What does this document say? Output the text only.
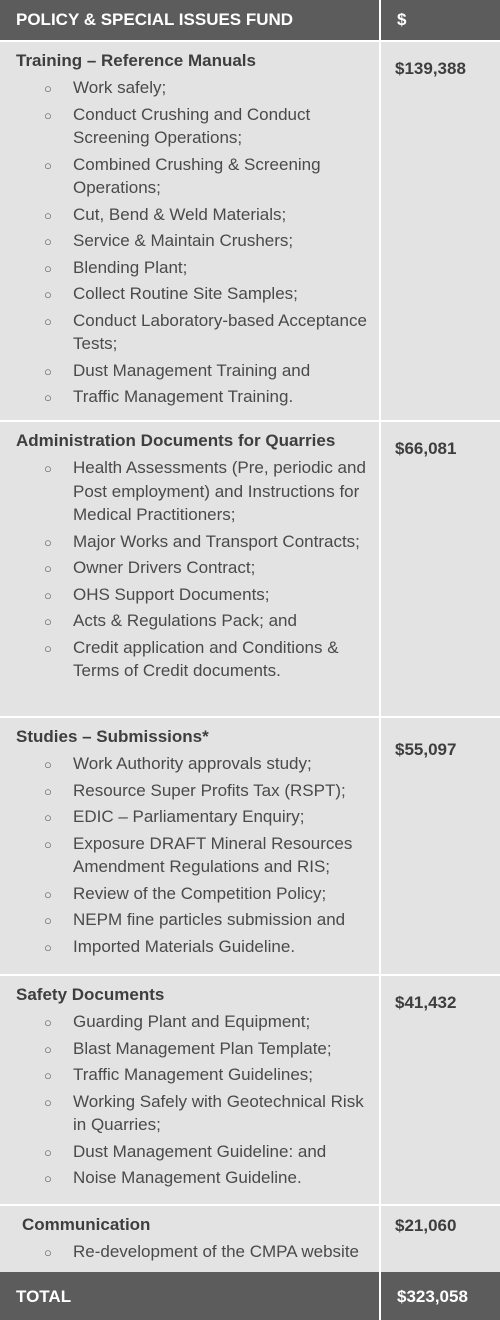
POLICY & SPECIAL ISSUES FUND	$
Training – Reference Manuals
○ Work safely;
○ Conduct Crushing and Conduct Screening Operations;
○ Combined Crushing & Screening Operations;
○ Cut, Bend & Weld Materials;
○ Service & Maintain Crushers;
○ Blending Plant;
○ Collect Routine Site Samples;
○ Conduct Laboratory-based Acceptance Tests;
○ Dust Management Training and
○ Traffic Management Training.
$139,388
Administration Documents for Quarries
○ Health Assessments (Pre, periodic and Post employment) and Instructions for Medical Practitioners;
○ Major Works and Transport Contracts;
○ Owner Drivers Contract;
○ OHS Support Documents;
○ Acts & Regulations Pack; and
○ Credit application and Conditions & Terms of Credit documents.
$66,081
Studies – Submissions*
○ Work Authority approvals study;
○ Resource Super Profits Tax (RSPT);
○ EDIC – Parliamentary Enquiry;
○ Exposure DRAFT Mineral Resources Amendment Regulations and RIS;
○ Review of the Competition Policy;
○ NEPM fine particles submission and
○ Imported Materials Guideline.
$55,097
Safety Documents
○ Guarding Plant and Equipment;
○ Blast Management Plan Template;
○ Traffic Management Guidelines;
○ Working Safely with Geotechnical Risk in Quarries;
○ Dust Management Guideline: and
○ Noise Management Guideline.
$41,432
Communication
○ Re-development of the CMPA website
$21,060
TOTAL	$323,058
==========
WRITTEN INSTRUCTION. Transcribe all of the material exactly, leaving out whatever pictures it contains.

OUTPUT OF THE TASK.
What does this document say? Output the text only.
POLICY & SPECIAL ISSUES FUND	$
Training – Reference Manuals
○ Work safely;
○ Conduct Crushing and Conduct Screening Operations;
○ Combined Crushing & Screening Operations;
○ Cut, Bend & Weld Materials;
○ Service & Maintain Crushers;
○ Blending Plant;
○ Collect Routine Site Samples;
○ Conduct Laboratory-based Acceptance Tests;
○ Dust Management Training and
○ Traffic Management Training.
$139,388
Administration Documents for Quarries
○ Health Assessments (Pre, periodic and Post employment) and Instructions for Medical Practitioners;
○ Major Works and Transport Contracts;
○ Owner Drivers Contract;
○ OHS Support Documents;
○ Acts & Regulations Pack; and
○ Credit application and Conditions & Terms of Credit documents.
$66,081
Studies – Submissions*
○ Work Authority approvals study;
○ Resource Super Profits Tax (RSPT);
○ EDIC – Parliamentary Enquiry;
○ Exposure DRAFT Mineral Resources Amendment Regulations and RIS;
○ Review of the Competition Policy;
○ NEPM fine particles submission and
○ Imported Materials Guideline.
$55,097
Safety Documents
○ Guarding Plant and Equipment;
○ Blast Management Plan Template;
○ Traffic Management Guidelines;
○ Working Safely with Geotechnical Risk in Quarries;
○ Dust Management Guideline: and
○ Noise Management Guideline.
$41,432
Communication
○ Re-development of the CMPA website
$21,060
TOTAL	$323,058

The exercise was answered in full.